*What you will do*: Work out how many lines in the listing below include the word "text". Give nothing but the number.

##############################

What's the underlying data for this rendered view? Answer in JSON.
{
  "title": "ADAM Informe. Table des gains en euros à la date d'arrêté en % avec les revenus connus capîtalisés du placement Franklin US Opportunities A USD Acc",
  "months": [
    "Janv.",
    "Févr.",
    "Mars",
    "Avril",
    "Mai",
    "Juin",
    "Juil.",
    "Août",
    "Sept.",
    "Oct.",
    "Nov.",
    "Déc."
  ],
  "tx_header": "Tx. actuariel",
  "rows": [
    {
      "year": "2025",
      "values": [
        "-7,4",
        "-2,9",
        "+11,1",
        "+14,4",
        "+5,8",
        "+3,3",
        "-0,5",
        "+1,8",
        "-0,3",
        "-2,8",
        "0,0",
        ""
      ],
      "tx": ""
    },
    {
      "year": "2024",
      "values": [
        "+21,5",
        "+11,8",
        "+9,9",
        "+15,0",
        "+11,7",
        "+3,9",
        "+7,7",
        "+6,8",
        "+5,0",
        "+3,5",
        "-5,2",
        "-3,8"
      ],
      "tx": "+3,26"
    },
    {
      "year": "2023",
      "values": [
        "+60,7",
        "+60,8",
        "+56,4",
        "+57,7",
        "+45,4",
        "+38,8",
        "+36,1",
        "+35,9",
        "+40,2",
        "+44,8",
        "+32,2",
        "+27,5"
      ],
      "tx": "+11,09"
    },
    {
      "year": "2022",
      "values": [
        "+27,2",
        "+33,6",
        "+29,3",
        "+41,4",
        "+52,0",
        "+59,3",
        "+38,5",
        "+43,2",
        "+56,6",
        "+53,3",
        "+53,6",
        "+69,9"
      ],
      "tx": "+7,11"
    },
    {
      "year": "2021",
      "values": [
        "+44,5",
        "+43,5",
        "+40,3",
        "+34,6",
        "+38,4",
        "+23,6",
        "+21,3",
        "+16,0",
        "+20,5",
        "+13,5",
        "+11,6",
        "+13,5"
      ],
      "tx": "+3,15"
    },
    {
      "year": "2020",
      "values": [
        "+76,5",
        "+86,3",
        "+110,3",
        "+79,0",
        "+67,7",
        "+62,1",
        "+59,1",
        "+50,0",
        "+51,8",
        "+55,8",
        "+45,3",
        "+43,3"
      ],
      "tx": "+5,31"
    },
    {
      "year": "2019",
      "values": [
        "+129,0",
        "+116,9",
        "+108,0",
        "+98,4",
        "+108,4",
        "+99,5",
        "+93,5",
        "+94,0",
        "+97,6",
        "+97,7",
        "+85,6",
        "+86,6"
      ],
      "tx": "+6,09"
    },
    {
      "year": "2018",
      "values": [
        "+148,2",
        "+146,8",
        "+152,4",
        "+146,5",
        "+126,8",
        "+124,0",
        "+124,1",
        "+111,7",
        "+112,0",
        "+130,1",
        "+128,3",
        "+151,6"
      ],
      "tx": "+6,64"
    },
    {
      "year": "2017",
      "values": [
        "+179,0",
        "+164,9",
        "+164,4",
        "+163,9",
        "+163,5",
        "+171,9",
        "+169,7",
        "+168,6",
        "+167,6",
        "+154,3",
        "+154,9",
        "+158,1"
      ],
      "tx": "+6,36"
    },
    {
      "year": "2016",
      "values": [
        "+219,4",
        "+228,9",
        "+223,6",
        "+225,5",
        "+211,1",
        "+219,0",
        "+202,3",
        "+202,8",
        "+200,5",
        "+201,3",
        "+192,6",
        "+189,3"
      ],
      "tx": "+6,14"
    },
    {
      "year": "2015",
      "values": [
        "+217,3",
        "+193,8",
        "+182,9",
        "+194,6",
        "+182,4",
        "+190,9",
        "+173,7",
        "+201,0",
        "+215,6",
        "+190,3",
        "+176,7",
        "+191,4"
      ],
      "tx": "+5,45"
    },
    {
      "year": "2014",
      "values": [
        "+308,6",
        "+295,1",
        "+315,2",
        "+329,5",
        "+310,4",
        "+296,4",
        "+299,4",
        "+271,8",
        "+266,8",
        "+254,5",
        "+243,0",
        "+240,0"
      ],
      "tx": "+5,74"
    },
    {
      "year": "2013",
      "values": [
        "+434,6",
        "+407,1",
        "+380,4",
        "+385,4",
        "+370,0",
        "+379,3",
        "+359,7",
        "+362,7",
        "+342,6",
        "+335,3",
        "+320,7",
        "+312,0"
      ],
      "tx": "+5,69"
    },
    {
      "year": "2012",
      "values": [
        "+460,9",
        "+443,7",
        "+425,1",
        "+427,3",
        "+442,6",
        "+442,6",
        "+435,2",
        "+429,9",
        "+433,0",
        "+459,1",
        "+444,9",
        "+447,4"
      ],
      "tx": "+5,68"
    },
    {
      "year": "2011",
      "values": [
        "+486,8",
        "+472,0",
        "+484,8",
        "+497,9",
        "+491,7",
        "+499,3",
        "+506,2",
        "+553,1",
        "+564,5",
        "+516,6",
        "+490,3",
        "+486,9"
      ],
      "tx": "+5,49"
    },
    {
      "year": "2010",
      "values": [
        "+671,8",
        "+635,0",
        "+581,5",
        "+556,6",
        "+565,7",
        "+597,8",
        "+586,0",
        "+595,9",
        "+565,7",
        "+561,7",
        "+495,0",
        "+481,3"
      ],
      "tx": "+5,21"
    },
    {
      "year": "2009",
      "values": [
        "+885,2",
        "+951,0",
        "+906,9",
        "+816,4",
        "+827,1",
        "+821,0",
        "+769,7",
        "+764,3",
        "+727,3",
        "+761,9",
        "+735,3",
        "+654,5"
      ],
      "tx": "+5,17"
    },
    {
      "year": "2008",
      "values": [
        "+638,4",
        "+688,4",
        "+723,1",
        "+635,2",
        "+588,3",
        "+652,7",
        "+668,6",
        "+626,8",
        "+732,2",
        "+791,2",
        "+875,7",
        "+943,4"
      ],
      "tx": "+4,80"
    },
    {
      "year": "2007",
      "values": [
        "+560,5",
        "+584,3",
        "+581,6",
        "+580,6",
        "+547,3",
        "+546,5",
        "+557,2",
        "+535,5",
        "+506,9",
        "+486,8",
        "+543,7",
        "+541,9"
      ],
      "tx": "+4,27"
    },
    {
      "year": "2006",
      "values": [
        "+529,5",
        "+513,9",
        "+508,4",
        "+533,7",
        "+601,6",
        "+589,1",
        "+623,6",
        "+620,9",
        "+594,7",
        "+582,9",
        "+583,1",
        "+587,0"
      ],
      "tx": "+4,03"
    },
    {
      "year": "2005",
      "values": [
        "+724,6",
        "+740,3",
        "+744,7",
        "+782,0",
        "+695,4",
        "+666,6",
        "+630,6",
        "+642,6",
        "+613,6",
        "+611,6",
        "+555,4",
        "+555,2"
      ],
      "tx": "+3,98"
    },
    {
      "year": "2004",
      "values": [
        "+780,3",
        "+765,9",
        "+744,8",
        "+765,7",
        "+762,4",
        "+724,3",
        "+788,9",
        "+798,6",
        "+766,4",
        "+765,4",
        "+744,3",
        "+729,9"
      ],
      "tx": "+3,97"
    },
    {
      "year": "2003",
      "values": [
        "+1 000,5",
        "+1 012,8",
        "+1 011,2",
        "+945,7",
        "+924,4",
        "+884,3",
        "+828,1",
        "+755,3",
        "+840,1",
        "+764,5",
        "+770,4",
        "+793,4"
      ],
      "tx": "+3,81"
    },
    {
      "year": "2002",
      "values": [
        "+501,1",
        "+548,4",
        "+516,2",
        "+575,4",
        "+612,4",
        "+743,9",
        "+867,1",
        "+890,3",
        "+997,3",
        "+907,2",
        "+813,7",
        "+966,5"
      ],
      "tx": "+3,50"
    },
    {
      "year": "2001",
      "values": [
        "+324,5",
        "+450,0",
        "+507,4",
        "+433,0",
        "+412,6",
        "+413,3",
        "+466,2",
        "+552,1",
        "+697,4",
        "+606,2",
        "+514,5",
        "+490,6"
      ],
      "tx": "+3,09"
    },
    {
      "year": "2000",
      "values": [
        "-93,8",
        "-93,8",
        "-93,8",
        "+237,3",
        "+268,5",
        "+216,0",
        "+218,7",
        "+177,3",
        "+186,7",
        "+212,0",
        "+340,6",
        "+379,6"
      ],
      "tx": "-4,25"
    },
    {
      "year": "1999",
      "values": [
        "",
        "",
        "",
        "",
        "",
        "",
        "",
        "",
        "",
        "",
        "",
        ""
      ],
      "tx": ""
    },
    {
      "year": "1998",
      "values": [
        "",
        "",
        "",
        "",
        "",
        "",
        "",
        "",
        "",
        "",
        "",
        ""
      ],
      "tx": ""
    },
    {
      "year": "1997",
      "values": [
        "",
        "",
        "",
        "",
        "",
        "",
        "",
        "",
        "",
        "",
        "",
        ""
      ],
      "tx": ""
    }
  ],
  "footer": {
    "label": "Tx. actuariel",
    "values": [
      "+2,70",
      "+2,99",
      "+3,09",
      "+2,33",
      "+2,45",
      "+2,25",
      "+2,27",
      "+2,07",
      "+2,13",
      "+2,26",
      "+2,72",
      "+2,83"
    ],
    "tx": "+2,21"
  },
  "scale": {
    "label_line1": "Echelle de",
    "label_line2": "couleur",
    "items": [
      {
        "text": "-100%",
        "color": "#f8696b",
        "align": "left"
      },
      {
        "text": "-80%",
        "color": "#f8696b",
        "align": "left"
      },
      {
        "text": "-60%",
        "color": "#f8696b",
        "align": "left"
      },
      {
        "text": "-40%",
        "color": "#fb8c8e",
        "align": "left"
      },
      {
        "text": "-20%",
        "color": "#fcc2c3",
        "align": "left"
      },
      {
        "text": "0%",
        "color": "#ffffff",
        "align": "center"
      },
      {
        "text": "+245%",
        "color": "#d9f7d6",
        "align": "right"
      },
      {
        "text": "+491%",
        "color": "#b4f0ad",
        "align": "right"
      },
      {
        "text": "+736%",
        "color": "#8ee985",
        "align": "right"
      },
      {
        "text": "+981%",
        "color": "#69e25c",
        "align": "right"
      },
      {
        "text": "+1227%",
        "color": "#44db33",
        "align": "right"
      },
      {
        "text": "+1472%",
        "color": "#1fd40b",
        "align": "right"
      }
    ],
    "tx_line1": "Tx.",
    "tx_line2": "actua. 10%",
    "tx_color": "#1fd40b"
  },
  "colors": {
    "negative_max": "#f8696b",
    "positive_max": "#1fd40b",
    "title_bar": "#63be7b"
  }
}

##############################

*Solution to this task*: 12